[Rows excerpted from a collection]
◇ ◇ ◇
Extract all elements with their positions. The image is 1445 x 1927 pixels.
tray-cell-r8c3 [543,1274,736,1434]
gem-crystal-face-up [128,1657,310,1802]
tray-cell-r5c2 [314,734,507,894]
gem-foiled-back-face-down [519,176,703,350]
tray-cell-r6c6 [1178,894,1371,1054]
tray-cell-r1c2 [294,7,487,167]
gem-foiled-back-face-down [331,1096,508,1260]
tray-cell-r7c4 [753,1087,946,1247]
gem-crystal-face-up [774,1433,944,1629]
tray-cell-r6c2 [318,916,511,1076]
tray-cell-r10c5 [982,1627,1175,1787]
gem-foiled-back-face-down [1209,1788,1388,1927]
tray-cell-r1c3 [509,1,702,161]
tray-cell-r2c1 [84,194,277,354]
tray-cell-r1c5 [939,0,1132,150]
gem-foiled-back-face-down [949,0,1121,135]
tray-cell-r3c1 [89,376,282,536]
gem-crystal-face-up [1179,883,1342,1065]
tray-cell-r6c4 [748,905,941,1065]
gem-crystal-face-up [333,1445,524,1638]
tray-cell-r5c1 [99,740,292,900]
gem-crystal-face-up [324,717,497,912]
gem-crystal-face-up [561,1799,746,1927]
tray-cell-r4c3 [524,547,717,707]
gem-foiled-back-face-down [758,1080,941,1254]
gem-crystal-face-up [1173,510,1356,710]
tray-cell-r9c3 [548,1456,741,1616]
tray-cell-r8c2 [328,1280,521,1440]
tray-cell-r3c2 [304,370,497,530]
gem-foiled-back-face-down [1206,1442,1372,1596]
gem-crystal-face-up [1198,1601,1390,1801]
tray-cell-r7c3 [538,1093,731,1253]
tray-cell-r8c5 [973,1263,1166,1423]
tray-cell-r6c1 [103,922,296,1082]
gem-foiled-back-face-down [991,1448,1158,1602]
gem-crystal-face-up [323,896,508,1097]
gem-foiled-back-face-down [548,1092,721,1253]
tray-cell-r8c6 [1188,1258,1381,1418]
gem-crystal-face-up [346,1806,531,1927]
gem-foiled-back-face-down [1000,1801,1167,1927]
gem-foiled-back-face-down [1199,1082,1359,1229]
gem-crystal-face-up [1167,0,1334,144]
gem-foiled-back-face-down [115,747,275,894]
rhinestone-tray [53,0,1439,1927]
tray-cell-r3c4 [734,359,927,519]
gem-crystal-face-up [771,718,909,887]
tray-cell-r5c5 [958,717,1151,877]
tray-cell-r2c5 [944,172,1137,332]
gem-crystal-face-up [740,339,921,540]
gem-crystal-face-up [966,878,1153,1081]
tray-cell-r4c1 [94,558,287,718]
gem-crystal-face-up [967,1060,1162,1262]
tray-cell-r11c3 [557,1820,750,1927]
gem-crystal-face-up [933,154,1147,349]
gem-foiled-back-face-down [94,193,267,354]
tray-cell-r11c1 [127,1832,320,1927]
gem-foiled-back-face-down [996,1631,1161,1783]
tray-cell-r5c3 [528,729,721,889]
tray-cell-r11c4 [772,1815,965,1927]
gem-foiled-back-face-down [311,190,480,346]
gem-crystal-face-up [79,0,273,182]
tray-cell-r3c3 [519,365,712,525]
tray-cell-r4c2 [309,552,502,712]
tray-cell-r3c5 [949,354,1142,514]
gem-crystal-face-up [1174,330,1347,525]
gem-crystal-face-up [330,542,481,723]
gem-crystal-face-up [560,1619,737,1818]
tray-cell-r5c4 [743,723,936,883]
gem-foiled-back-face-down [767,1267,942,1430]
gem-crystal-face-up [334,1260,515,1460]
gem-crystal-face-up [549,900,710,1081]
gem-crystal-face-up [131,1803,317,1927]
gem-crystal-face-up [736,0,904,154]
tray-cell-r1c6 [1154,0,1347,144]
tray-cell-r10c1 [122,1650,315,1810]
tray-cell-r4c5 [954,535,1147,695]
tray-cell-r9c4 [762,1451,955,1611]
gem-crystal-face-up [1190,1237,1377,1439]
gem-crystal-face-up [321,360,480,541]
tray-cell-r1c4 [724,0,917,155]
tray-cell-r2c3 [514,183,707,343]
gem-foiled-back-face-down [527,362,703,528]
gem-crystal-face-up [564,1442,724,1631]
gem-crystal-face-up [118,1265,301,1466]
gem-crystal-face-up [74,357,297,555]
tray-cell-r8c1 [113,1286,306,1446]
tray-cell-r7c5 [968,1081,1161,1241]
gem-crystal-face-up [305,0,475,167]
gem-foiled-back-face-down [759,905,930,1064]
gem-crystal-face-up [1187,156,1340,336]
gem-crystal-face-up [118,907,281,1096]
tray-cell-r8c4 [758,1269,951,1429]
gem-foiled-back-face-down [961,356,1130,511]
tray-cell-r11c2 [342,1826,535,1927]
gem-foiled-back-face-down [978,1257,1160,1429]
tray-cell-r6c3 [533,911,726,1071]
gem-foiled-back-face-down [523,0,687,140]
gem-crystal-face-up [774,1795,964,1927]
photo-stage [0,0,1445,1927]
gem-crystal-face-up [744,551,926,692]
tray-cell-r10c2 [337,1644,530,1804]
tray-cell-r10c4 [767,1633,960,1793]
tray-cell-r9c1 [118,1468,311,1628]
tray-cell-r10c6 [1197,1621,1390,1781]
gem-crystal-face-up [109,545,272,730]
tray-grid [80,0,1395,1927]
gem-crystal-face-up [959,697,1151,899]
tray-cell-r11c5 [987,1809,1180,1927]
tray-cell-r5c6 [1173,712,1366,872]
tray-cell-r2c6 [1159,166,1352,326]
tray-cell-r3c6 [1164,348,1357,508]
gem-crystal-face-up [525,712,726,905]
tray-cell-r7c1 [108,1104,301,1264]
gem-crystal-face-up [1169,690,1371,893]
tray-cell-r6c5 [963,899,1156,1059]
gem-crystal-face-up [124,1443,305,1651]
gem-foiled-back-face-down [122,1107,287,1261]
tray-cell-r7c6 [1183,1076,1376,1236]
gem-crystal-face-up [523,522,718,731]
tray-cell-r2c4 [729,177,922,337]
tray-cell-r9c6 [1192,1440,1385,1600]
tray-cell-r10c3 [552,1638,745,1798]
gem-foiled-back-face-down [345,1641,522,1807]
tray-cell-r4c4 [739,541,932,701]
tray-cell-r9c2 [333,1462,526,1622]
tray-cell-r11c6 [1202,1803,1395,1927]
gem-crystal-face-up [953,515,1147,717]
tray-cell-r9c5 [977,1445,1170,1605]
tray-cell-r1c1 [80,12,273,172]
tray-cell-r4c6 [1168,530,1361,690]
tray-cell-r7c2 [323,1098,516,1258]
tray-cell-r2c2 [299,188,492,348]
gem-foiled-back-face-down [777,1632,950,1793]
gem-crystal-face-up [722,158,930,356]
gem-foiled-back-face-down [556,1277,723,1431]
◇ ◇ ◇
Reproduce verbatim the stretch of rows from the first one through the line containing "tray-cell-r5c1 [99,740,292,900]", both ends included.

Extract all elements with their positions. The image is 1445 x 1927 pixels.
tray-cell-r8c3 [543,1274,736,1434]
gem-crystal-face-up [128,1657,310,1802]
tray-cell-r5c2 [314,734,507,894]
gem-foiled-back-face-down [519,176,703,350]
tray-cell-r6c6 [1178,894,1371,1054]
tray-cell-r1c2 [294,7,487,167]
gem-foiled-back-face-down [331,1096,508,1260]
tray-cell-r7c4 [753,1087,946,1247]
gem-crystal-face-up [774,1433,944,1629]
tray-cell-r6c2 [318,916,511,1076]
tray-cell-r10c5 [982,1627,1175,1787]
gem-foiled-back-face-down [1209,1788,1388,1927]
tray-cell-r1c3 [509,1,702,161]
tray-cell-r2c1 [84,194,277,354]
tray-cell-r1c5 [939,0,1132,150]
gem-foiled-back-face-down [949,0,1121,135]
tray-cell-r3c1 [89,376,282,536]
gem-crystal-face-up [1179,883,1342,1065]
tray-cell-r6c4 [748,905,941,1065]
gem-crystal-face-up [333,1445,524,1638]
tray-cell-r5c1 [99,740,292,900]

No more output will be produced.